- EXERCISE -
Copy every line from the records below that holds the word "eine".

- Stored data -
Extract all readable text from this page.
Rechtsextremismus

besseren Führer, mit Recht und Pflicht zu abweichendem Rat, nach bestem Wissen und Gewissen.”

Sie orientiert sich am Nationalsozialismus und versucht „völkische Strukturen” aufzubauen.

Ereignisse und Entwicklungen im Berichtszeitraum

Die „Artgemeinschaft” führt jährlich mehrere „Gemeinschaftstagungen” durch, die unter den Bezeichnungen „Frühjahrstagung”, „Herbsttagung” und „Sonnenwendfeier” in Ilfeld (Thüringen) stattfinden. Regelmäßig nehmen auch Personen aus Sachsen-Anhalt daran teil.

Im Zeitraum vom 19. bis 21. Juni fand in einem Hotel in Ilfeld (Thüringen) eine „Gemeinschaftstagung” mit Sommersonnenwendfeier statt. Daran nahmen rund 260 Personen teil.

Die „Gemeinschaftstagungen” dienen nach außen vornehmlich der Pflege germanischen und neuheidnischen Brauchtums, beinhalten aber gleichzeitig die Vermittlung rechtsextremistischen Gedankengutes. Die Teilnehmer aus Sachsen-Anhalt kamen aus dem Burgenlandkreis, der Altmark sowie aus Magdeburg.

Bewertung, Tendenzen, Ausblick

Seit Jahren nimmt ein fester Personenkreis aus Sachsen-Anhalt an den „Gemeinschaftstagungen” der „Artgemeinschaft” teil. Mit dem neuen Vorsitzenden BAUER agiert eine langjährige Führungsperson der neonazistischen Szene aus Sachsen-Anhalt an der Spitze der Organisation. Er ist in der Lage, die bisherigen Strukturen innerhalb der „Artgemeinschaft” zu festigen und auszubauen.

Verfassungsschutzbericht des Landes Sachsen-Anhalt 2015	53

- PROBLEM SOLUTION -
Im Zeitraum vom 19. bis 21. Juni fand in einem Hotel in Ilfeld (Thüringen) eine „Gemeinschaftstagung” mit Sommersonnenwendfeier statt. Daran nahmen rund 260 Personen teil.
Seit Jahren nimmt ein fester Personenkreis aus Sachsen-Anhalt an den „Gemeinschaftstagungen” der „Artgemeinschaft” teil. Mit dem neuen Vorsitzenden BAUER agiert eine langjährige Führungsperson der neonazistischen Szene aus Sachsen-Anhalt an der Spitze der Organisation. Er ist in der Lage, die bisherigen Strukturen innerhalb der „Artgemeinschaft” zu festigen und auszubauen.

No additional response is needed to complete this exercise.